## [TASK GOAL]
Gather every line in the records below that contains the word "Optional".

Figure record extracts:
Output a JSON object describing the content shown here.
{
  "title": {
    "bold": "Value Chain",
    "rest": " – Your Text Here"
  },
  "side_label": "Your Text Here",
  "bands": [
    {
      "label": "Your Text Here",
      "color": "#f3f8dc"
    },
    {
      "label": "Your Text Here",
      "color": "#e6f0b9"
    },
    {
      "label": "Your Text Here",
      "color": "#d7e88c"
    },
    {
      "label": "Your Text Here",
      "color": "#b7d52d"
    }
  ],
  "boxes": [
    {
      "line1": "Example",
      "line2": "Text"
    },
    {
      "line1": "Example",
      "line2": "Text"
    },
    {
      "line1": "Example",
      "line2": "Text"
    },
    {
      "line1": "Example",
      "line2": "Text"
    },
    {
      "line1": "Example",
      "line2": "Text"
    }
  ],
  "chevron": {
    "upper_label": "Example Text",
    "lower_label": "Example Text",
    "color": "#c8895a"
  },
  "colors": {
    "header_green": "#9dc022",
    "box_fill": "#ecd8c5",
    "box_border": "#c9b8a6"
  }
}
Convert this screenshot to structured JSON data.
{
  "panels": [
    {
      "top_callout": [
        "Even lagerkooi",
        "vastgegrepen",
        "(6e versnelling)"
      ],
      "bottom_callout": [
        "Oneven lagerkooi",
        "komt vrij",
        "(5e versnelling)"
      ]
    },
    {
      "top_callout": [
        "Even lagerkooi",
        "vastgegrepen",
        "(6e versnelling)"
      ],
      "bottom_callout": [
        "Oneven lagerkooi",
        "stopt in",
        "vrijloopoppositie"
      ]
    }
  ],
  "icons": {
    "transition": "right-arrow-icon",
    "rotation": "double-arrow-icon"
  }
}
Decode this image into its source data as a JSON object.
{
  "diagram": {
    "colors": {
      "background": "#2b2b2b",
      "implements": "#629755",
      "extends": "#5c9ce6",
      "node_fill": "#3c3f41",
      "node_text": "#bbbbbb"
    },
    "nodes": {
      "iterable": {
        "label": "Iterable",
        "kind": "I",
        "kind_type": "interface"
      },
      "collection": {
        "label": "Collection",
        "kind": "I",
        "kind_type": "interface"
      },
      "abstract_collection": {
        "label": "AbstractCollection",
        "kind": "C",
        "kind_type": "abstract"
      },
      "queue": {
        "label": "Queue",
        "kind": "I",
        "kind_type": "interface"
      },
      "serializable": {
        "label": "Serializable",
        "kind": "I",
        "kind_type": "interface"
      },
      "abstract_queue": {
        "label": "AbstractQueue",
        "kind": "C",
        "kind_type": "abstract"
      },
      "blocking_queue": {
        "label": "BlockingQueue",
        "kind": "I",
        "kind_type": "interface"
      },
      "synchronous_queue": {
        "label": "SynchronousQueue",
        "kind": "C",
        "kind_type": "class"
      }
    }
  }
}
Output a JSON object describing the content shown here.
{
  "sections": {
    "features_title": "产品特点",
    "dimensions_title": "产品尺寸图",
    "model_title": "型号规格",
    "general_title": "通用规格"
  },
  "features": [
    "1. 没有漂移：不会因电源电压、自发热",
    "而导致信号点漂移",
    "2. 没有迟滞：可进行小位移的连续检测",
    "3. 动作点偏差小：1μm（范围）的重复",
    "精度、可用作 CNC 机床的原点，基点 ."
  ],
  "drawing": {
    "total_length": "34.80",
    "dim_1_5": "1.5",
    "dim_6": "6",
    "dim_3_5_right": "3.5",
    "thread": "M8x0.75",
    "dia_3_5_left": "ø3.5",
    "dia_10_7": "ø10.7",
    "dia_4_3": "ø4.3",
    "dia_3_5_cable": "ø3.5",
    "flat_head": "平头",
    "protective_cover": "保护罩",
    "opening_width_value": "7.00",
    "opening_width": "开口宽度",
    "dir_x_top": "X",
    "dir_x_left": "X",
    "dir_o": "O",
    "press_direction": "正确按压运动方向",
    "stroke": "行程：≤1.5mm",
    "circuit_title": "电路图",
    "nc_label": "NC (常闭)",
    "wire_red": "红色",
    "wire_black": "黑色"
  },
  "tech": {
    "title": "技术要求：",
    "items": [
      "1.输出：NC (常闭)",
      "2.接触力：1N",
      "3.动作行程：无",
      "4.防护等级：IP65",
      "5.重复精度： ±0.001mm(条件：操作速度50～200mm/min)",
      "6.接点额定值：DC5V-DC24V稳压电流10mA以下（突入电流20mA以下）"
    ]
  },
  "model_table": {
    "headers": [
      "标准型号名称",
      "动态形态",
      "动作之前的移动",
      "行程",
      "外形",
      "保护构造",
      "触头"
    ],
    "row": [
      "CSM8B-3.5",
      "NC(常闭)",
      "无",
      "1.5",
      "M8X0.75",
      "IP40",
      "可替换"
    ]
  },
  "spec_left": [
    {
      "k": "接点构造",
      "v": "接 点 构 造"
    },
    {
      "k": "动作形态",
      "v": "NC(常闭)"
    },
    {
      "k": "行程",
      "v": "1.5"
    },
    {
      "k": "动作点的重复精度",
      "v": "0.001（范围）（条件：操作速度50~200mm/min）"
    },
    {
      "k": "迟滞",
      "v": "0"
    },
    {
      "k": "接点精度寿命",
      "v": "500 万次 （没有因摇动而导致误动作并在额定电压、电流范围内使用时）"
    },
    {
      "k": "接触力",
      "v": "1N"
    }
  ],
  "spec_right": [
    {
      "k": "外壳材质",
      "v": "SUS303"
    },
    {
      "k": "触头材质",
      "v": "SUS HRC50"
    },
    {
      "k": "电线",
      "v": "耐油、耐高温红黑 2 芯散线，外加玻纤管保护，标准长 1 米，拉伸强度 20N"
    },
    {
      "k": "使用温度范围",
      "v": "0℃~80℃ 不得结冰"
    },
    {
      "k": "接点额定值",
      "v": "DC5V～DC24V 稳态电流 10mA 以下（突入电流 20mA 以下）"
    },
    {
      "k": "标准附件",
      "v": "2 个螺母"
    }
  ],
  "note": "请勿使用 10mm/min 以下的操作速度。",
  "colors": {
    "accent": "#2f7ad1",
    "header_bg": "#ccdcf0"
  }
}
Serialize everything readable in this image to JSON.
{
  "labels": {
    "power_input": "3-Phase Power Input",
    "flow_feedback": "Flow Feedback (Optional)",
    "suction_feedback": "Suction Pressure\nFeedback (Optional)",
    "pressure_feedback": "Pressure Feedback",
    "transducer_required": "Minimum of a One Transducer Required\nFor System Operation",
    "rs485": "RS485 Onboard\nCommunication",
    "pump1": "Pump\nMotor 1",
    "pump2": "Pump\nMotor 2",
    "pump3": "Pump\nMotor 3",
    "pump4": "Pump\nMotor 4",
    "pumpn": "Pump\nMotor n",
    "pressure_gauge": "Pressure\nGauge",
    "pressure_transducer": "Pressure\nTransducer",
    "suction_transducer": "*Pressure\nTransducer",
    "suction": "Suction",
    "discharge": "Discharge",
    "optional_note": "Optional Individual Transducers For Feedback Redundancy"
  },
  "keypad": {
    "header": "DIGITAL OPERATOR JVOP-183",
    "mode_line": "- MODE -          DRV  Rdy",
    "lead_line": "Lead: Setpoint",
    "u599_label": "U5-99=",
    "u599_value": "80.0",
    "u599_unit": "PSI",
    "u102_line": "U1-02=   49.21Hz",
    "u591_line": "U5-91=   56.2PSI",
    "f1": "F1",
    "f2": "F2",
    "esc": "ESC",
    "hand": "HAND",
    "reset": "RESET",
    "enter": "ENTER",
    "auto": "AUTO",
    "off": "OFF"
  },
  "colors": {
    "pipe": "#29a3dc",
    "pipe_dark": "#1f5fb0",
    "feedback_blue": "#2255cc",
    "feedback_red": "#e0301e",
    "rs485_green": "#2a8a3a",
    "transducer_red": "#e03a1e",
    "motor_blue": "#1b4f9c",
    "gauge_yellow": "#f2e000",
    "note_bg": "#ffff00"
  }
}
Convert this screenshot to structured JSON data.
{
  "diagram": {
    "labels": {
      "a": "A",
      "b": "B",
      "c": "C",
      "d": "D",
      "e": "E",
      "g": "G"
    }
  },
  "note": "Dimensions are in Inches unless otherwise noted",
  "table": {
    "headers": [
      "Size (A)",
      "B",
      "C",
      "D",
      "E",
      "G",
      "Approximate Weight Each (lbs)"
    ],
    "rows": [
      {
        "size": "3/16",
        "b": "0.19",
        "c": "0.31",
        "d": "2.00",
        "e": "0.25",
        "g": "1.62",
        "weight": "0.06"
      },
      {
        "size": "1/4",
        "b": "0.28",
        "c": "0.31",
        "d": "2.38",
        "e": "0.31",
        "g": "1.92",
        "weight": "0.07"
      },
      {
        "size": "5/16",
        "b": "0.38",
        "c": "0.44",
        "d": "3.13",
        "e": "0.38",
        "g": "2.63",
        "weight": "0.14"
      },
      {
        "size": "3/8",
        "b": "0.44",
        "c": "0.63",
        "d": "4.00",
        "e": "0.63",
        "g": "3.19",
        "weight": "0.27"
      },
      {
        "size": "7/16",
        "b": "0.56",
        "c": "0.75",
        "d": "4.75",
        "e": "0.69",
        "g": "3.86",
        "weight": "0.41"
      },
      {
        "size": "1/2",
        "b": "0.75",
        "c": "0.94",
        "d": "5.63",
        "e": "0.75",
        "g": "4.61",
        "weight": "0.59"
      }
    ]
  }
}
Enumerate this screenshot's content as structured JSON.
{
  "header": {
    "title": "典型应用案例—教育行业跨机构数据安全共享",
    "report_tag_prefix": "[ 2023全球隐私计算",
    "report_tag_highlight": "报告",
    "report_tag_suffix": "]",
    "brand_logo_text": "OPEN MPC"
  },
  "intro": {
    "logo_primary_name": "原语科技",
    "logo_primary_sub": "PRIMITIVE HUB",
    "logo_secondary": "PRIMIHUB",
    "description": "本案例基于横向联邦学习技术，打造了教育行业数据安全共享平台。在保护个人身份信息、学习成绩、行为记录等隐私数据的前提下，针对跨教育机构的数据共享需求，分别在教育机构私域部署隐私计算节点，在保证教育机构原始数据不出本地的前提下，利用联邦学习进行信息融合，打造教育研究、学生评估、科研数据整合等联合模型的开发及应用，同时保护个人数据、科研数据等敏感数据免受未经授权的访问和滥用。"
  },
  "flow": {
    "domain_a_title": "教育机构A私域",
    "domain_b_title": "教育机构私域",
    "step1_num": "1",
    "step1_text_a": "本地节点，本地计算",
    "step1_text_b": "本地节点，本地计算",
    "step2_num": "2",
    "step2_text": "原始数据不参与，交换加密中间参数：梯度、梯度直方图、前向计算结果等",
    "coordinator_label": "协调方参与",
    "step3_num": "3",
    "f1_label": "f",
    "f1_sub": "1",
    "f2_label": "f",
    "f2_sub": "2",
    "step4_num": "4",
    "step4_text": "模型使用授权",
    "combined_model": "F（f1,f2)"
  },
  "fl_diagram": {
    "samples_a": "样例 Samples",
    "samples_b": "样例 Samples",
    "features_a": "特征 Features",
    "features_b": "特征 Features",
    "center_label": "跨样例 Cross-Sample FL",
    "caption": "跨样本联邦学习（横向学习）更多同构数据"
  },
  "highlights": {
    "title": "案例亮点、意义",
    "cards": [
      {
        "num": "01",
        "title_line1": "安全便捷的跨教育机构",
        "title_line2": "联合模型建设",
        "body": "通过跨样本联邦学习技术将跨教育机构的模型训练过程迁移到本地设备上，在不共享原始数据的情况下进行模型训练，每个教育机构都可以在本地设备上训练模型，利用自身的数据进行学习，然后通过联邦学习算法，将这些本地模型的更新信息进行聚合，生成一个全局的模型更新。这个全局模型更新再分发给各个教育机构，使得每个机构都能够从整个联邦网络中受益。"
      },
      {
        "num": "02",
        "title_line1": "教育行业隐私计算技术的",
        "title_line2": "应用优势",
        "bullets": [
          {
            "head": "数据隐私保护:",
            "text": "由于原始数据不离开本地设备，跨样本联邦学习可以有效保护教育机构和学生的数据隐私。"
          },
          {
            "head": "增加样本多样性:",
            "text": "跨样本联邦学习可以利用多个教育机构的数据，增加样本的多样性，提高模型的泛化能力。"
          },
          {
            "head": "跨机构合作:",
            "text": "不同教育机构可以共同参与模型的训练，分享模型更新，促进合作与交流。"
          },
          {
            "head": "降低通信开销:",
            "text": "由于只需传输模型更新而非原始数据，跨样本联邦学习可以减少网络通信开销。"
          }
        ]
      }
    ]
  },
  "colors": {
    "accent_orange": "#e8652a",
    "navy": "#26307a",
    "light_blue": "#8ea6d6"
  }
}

## [RESULT OF THIS EXERCISE]
    "flow_feedback": "Flow Feedback (Optional)",
    "suction_feedback": "Suction Pressure\nFeedback (Optional)",
    "optional_note": "Optional Individual Transducers For Feedback Redundancy"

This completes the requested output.